§ TASK PROMPT:
Read the entries below and pull out each line with the string "Waste".

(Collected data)
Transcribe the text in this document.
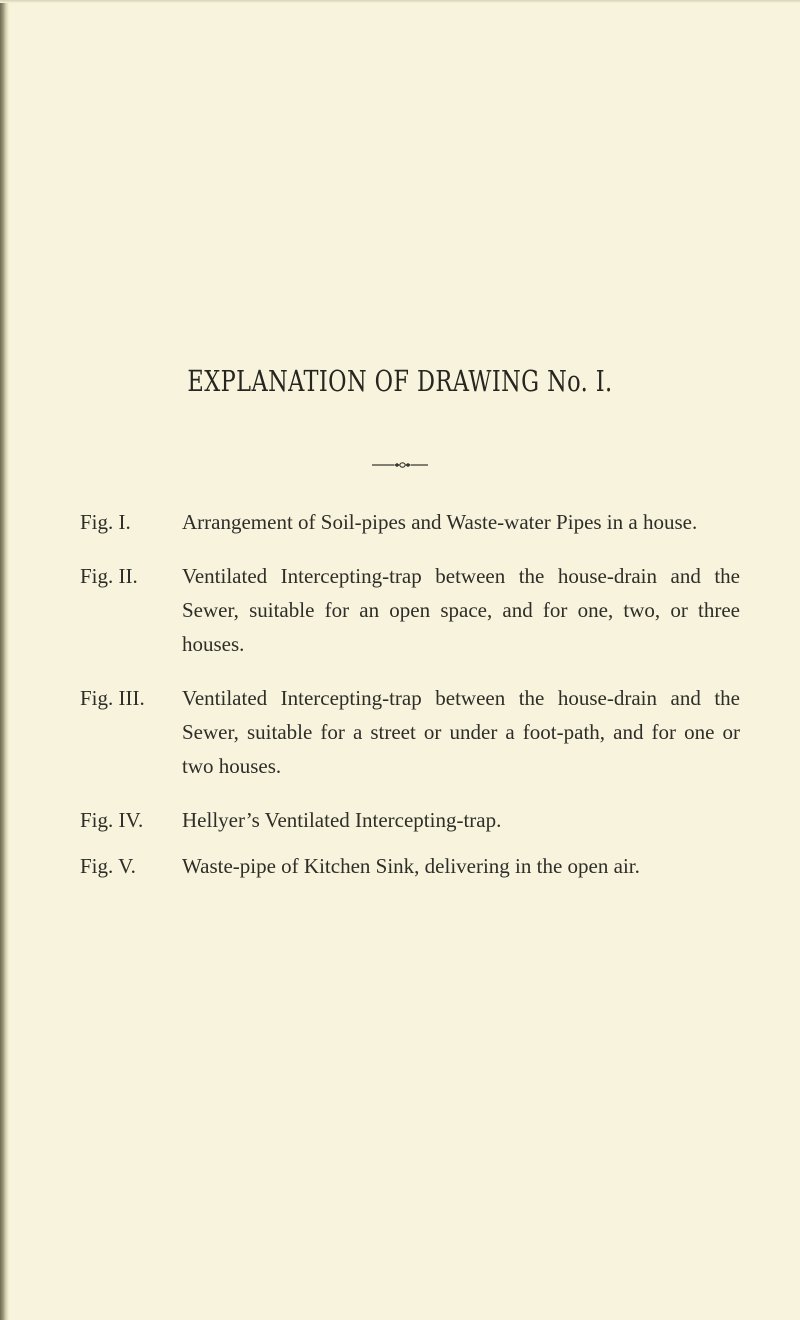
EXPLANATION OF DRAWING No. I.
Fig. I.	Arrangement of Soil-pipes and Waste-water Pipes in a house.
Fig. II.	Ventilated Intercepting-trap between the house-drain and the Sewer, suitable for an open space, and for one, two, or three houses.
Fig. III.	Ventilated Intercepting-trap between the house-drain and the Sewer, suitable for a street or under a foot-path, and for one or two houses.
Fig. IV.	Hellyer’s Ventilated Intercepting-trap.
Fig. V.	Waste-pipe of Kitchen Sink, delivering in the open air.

§ FULL OUTPUT:
Fig. I.	Arrangement of Soil-pipes and Waste-water Pipes in a house.
Fig. V.	Waste-pipe of Kitchen Sink, delivering in the open air.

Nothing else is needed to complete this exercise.